◆ INSTRUCTIONS FOR THE TASK: Reproduce every line of the records below, keeping each character unchanged.

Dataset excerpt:
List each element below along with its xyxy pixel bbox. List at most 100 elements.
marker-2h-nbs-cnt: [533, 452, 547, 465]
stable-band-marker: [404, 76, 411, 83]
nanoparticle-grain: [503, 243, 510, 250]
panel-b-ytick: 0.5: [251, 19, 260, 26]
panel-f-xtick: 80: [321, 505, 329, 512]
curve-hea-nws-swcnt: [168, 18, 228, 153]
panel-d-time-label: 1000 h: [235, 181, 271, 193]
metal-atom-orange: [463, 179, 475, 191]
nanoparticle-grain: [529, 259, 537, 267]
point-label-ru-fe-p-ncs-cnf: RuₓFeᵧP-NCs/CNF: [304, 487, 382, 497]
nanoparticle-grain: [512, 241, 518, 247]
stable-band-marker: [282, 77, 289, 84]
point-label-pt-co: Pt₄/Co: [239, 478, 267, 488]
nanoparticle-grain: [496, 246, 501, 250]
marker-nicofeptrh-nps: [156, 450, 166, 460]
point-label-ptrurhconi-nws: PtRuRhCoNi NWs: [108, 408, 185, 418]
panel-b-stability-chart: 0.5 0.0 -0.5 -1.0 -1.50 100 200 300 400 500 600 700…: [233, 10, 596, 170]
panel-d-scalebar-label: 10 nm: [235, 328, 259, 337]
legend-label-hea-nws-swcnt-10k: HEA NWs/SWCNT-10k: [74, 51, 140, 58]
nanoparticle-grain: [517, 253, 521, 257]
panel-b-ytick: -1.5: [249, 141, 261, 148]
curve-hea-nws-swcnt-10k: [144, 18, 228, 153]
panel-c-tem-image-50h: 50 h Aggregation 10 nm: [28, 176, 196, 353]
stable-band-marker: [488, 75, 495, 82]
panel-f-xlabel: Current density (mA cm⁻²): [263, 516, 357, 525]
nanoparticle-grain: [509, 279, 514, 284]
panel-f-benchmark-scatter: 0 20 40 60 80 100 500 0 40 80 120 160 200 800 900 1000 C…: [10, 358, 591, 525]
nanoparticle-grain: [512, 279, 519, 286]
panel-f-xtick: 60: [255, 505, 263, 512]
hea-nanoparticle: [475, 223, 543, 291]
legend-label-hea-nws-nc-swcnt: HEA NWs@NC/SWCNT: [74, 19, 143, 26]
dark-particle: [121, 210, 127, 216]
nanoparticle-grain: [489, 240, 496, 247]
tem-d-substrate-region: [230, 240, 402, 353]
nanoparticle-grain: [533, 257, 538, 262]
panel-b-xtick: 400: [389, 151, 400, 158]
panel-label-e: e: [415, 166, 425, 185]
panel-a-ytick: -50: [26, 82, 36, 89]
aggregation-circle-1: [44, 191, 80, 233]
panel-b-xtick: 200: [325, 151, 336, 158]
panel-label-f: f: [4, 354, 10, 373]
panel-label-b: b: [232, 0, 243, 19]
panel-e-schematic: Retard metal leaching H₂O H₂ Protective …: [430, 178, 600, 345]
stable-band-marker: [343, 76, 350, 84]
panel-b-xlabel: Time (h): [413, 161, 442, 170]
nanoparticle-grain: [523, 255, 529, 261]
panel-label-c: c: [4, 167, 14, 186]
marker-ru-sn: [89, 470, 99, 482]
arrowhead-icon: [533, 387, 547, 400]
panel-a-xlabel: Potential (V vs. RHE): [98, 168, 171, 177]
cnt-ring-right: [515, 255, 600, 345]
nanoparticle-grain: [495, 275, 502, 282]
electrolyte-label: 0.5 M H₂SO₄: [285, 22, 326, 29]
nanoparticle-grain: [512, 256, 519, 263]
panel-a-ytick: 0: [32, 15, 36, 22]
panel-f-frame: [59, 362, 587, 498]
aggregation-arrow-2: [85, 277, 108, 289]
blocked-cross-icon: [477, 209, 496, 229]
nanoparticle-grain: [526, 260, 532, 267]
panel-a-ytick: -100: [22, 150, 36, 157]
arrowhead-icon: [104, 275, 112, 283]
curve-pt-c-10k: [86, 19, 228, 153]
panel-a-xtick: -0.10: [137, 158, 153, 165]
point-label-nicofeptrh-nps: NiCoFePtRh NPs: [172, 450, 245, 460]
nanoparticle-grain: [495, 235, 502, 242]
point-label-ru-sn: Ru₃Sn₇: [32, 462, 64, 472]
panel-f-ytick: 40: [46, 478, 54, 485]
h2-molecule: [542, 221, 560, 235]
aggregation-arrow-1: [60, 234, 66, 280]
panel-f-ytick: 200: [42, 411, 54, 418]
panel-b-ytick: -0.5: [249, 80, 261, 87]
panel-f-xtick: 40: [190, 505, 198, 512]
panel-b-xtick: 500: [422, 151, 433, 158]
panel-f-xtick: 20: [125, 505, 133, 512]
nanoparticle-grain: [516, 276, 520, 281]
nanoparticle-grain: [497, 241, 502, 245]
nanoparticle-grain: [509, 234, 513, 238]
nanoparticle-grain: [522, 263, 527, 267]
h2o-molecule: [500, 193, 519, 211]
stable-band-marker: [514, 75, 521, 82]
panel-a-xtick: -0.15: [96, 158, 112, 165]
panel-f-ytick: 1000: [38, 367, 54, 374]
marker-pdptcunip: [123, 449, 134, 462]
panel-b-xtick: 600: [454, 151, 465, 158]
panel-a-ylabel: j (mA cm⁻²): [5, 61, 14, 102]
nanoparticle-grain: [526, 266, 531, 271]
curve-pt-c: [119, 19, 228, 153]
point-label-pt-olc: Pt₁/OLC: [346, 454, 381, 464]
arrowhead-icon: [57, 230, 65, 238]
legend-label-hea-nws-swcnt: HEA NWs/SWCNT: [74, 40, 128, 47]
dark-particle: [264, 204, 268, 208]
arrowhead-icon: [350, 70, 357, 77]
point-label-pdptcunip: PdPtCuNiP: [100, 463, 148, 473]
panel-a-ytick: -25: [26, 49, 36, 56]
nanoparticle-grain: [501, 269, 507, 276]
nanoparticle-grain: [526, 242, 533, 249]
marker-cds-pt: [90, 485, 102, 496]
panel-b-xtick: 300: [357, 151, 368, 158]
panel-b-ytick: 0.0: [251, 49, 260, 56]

◆ RESPONSE TO THIS TASK:
List each element below along with its xyxy pixel bbox. List at most 100 elements.
marker-2h-nbs-cnt: [533, 452, 547, 465]
stable-band-marker: [404, 76, 411, 83]
nanoparticle-grain: [503, 243, 510, 250]
panel-b-ytick: 0.5: [251, 19, 260, 26]
panel-f-xtick: 80: [321, 505, 329, 512]
curve-hea-nws-swcnt: [168, 18, 228, 153]
panel-d-time-label: 1000 h: [235, 181, 271, 193]
metal-atom-orange: [463, 179, 475, 191]
nanoparticle-grain: [529, 259, 537, 267]
point-label-ru-fe-p-ncs-cnf: RuₓFeᵧP-NCs/CNF: [304, 487, 382, 497]
nanoparticle-grain: [512, 241, 518, 247]
stable-band-marker: [282, 77, 289, 84]
point-label-pt-co: Pt₄/Co: [239, 478, 267, 488]
nanoparticle-grain: [496, 246, 501, 250]
marker-nicofeptrh-nps: [156, 450, 166, 460]
point-label-ptrurhconi-nws: PtRuRhCoNi NWs: [108, 408, 185, 418]
panel-b-stability-chart: 0.5 0.0 -0.5 -1.0 -1.50 100 200 300 400 500 600 700…: [233, 10, 596, 170]
panel-d-scalebar-label: 10 nm: [235, 328, 259, 337]
legend-label-hea-nws-swcnt-10k: HEA NWs/SWCNT-10k: [74, 51, 140, 58]
nanoparticle-grain: [517, 253, 521, 257]
panel-b-ytick: -1.5: [249, 141, 261, 148]
curve-hea-nws-swcnt-10k: [144, 18, 228, 153]
panel-c-tem-image-50h: 50 h Aggregation 10 nm: [28, 176, 196, 353]
stable-band-marker: [488, 75, 495, 82]
panel-f-xlabel: Current density (mA cm⁻²): [263, 516, 357, 525]
nanoparticle-grain: [509, 279, 514, 284]
panel-f-benchmark-scatter: 0 20 40 60 80 100 500 0 40 80 120 160 200 800 900 1000 C…: [10, 358, 591, 525]
nanoparticle-grain: [512, 279, 519, 286]
panel-f-xtick: 60: [255, 505, 263, 512]
hea-nanoparticle: [475, 223, 543, 291]
legend-label-hea-nws-nc-swcnt: HEA NWs@NC/SWCNT: [74, 19, 143, 26]
dark-particle: [121, 210, 127, 216]
nanoparticle-grain: [489, 240, 496, 247]
tem-d-substrate-region: [230, 240, 402, 353]
nanoparticle-grain: [533, 257, 538, 262]
panel-b-xtick: 400: [389, 151, 400, 158]
panel-label-e: e: [415, 166, 425, 185]
panel-a-ytick: -50: [26, 82, 36, 89]
aggregation-circle-1: [44, 191, 80, 233]
panel-b-xtick: 200: [325, 151, 336, 158]
panel-label-f: f: [4, 354, 10, 373]
panel-label-b: b: [232, 0, 243, 19]
panel-e-schematic: Retard metal leaching H₂O H₂ Protective …: [430, 178, 600, 345]
stable-band-marker: [343, 76, 350, 84]
panel-b-xlabel: Time (h): [413, 161, 442, 170]
nanoparticle-grain: [523, 255, 529, 261]
panel-label-c: c: [4, 167, 14, 186]
marker-ru-sn: [89, 470, 99, 482]
arrowhead-icon: [533, 387, 547, 400]
panel-a-xlabel: Potential (V vs. RHE): [98, 168, 171, 177]
cnt-ring-right: [515, 255, 600, 345]
nanoparticle-grain: [495, 275, 502, 282]
electrolyte-label: 0.5 M H₂SO₄: [285, 22, 326, 29]
nanoparticle-grain: [512, 256, 519, 263]
panel-a-ytick: 0: [32, 15, 36, 22]
panel-f-frame: [59, 362, 587, 498]
aggregation-arrow-2: [85, 277, 108, 289]
blocked-cross-icon: [477, 209, 496, 229]
nanoparticle-grain: [526, 260, 532, 267]
panel-a-ytick: -100: [22, 150, 36, 157]
arrowhead-icon: [104, 275, 112, 283]
curve-pt-c-10k: [86, 19, 228, 153]
panel-a-xtick: -0.10: [137, 158, 153, 165]
point-label-nicofeptrh-nps: NiCoFePtRh NPs: [172, 450, 245, 460]
nanoparticle-grain: [495, 235, 502, 242]
point-label-ru-sn: Ru₃Sn₇: [32, 462, 64, 472]
panel-f-ytick: 40: [46, 478, 54, 485]
h2-molecule: [542, 221, 560, 235]
aggregation-arrow-1: [60, 234, 66, 280]
panel-f-ytick: 200: [42, 411, 54, 418]
panel-b-ytick: -0.5: [249, 80, 261, 87]
panel-f-xtick: 40: [190, 505, 198, 512]
panel-b-xtick: 500: [422, 151, 433, 158]
panel-f-xtick: 20: [125, 505, 133, 512]
nanoparticle-grain: [516, 276, 520, 281]
nanoparticle-grain: [497, 241, 502, 245]
nanoparticle-grain: [509, 234, 513, 238]
nanoparticle-grain: [522, 263, 527, 267]
h2o-molecule: [500, 193, 519, 211]
stable-band-marker: [514, 75, 521, 82]
panel-a-xtick: -0.15: [96, 158, 112, 165]
panel-f-ytick: 1000: [38, 367, 54, 374]
marker-pdptcunip: [123, 449, 134, 462]
panel-b-xtick: 600: [454, 151, 465, 158]
panel-a-ylabel: j (mA cm⁻²): [5, 61, 14, 102]
nanoparticle-grain: [526, 266, 531, 271]
curve-pt-c: [119, 19, 228, 153]
point-label-pt-olc: Pt₁/OLC: [346, 454, 381, 464]
arrowhead-icon: [57, 230, 65, 238]
legend-label-hea-nws-swcnt: HEA NWs/SWCNT: [74, 40, 128, 47]
dark-particle: [264, 204, 268, 208]
arrowhead-icon: [350, 70, 357, 77]
point-label-pdptcunip: PdPtCuNiP: [100, 463, 148, 473]
panel-a-ytick: -25: [26, 49, 36, 56]
nanoparticle-grain: [501, 269, 507, 276]
nanoparticle-grain: [526, 242, 533, 249]
marker-cds-pt: [90, 485, 102, 496]
panel-b-xtick: 300: [357, 151, 368, 158]
panel-b-ytick: 0.0: [251, 49, 260, 56]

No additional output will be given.